[Start TASK DATA]

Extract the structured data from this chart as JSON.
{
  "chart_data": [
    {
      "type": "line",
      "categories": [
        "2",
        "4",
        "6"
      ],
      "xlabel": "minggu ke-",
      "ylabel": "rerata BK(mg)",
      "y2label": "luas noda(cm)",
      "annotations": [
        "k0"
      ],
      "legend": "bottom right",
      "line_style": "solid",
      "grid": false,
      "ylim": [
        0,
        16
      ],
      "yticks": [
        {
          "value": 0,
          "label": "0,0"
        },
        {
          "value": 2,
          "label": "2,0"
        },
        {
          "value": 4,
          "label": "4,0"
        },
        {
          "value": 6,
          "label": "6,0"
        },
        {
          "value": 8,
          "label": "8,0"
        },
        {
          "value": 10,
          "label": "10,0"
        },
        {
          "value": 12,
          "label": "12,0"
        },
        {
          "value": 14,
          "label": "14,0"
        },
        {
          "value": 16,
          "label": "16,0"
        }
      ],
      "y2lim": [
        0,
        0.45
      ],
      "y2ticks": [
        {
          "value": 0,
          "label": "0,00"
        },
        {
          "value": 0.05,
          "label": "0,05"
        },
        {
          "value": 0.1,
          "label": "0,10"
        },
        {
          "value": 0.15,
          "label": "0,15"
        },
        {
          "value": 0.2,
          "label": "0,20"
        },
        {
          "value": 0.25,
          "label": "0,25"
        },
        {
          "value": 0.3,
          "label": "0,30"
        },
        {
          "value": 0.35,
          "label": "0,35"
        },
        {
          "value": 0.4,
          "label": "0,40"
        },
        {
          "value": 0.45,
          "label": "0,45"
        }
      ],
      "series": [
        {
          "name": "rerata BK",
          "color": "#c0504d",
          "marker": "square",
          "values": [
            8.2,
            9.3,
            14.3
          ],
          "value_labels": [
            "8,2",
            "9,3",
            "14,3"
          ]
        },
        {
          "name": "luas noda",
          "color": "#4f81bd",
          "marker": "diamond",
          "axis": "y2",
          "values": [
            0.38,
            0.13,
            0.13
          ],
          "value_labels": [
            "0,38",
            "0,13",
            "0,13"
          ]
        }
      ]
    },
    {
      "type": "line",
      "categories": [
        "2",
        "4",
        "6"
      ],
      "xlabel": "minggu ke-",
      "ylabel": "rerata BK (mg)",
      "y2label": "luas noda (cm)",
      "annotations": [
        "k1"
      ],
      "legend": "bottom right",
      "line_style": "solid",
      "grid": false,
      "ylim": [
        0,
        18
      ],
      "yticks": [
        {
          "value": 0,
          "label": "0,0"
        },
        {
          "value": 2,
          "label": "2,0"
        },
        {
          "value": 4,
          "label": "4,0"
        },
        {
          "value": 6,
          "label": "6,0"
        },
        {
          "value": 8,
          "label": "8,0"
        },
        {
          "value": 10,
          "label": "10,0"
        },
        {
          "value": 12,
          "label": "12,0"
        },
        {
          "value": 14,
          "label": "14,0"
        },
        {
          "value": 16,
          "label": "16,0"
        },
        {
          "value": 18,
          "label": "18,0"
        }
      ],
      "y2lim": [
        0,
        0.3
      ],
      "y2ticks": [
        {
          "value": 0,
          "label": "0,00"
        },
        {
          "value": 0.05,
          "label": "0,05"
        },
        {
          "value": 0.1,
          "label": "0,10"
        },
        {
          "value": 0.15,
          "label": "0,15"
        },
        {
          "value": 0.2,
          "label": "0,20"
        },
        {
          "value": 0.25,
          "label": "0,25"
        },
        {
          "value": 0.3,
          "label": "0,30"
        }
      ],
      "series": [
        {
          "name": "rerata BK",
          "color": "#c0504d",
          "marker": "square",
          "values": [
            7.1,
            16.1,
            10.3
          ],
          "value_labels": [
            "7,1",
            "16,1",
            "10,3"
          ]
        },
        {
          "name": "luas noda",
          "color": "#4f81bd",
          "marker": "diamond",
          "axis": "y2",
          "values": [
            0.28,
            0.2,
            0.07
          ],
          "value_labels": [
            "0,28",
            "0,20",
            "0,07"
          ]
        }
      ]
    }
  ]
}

[End TASK DATA]

• [WORK REQUIRED]
Using the listing above, reproduce each line without omission.

• [RESULT BELOW]
Extract the structured data from this chart as JSON.
{
  "chart_data": [
    {
      "type": "line",
      "categories": [
        "2",
        "4",
        "6"
      ],
      "xlabel": "minggu ke-",
      "ylabel": "rerata BK(mg)",
      "y2label": "luas noda(cm)",
      "annotations": [
        "k0"
      ],
      "legend": "bottom right",
      "line_style": "solid",
      "grid": false,
      "ylim": [
        0,
        16
      ],
      "yticks": [
        {
          "value": 0,
          "label": "0,0"
        },
        {
          "value": 2,
          "label": "2,0"
        },
        {
          "value": 4,
          "label": "4,0"
        },
        {
          "value": 6,
          "label": "6,0"
        },
        {
          "value": 8,
          "label": "8,0"
        },
        {
          "value": 10,
          "label": "10,0"
        },
        {
          "value": 12,
          "label": "12,0"
        },
        {
          "value": 14,
          "label": "14,0"
        },
        {
          "value": 16,
          "label": "16,0"
        }
      ],
      "y2lim": [
        0,
        0.45
      ],
      "y2ticks": [
        {
          "value": 0,
          "label": "0,00"
        },
        {
          "value": 0.05,
          "label": "0,05"
        },
        {
          "value": 0.1,
          "label": "0,10"
        },
        {
          "value": 0.15,
          "label": "0,15"
        },
        {
          "value": 0.2,
          "label": "0,20"
        },
        {
          "value": 0.25,
          "label": "0,25"
        },
        {
          "value": 0.3,
          "label": "0,30"
        },
        {
          "value": 0.35,
          "label": "0,35"
        },
        {
          "value": 0.4,
          "label": "0,40"
        },
        {
          "value": 0.45,
          "label": "0,45"
        }
      ],
      "series": [
        {
          "name": "rerata BK",
          "color": "#c0504d",
          "marker": "square",
          "values": [
            8.2,
            9.3,
            14.3
          ],
          "value_labels": [
            "8,2",
            "9,3",
            "14,3"
          ]
        },
        {
          "name": "luas noda",
          "color": "#4f81bd",
          "marker": "diamond",
          "axis": "y2",
          "values": [
            0.38,
            0.13,
            0.13
          ],
          "value_labels": [
            "0,38",
            "0,13",
            "0,13"
          ]
        }
      ]
    },
    {
      "type": "line",
      "categories": [
        "2",
        "4",
        "6"
      ],
      "xlabel": "minggu ke-",
      "ylabel": "rerata BK (mg)",
      "y2label": "luas noda (cm)",
      "annotations": [
        "k1"
      ],
      "legend": "bottom right",
      "line_style": "solid",
      "grid": false,
      "ylim": [
        0,
        18
      ],
      "yticks": [
        {
          "value": 0,
          "label": "0,0"
        },
        {
          "value": 2,
          "label": "2,0"
        },
        {
          "value": 4,
          "label": "4,0"
        },
        {
          "value": 6,
          "label": "6,0"
        },
        {
          "value": 8,
          "label": "8,0"
        },
        {
          "value": 10,
          "label": "10,0"
        },
        {
          "value": 12,
          "label": "12,0"
        },
        {
          "value": 14,
          "label": "14,0"
        },
        {
          "value": 16,
          "label": "16,0"
        },
        {
          "value": 18,
          "label": "18,0"
        }
      ],
      "y2lim": [
        0,
        0.3
      ],
      "y2ticks": [
        {
          "value": 0,
          "label": "0,00"
        },
        {
          "value": 0.05,
          "label": "0,05"
        },
        {
          "value": 0.1,
          "label": "0,10"
        },
        {
          "value": 0.15,
          "label": "0,15"
        },
        {
          "value": 0.2,
          "label": "0,20"
        },
        {
          "value": 0.25,
          "label": "0,25"
        },
        {
          "value": 0.3,
          "label": "0,30"
        }
      ],
      "series": [
        {
          "name": "rerata BK",
          "color": "#c0504d",
          "marker": "square",
          "values": [
            7.1,
            16.1,
            10.3
          ],
          "value_labels": [
            "7,1",
            "16,1",
            "10,3"
          ]
        },
        {
          "name": "luas noda",
          "color": "#4f81bd",
          "marker": "diamond",
          "axis": "y2",
          "values": [
            0.28,
            0.2,
            0.07
          ],
          "value_labels": [
            "0,28",
            "0,20",
            "0,07"
          ]
        }
      ]
    }
  ]
}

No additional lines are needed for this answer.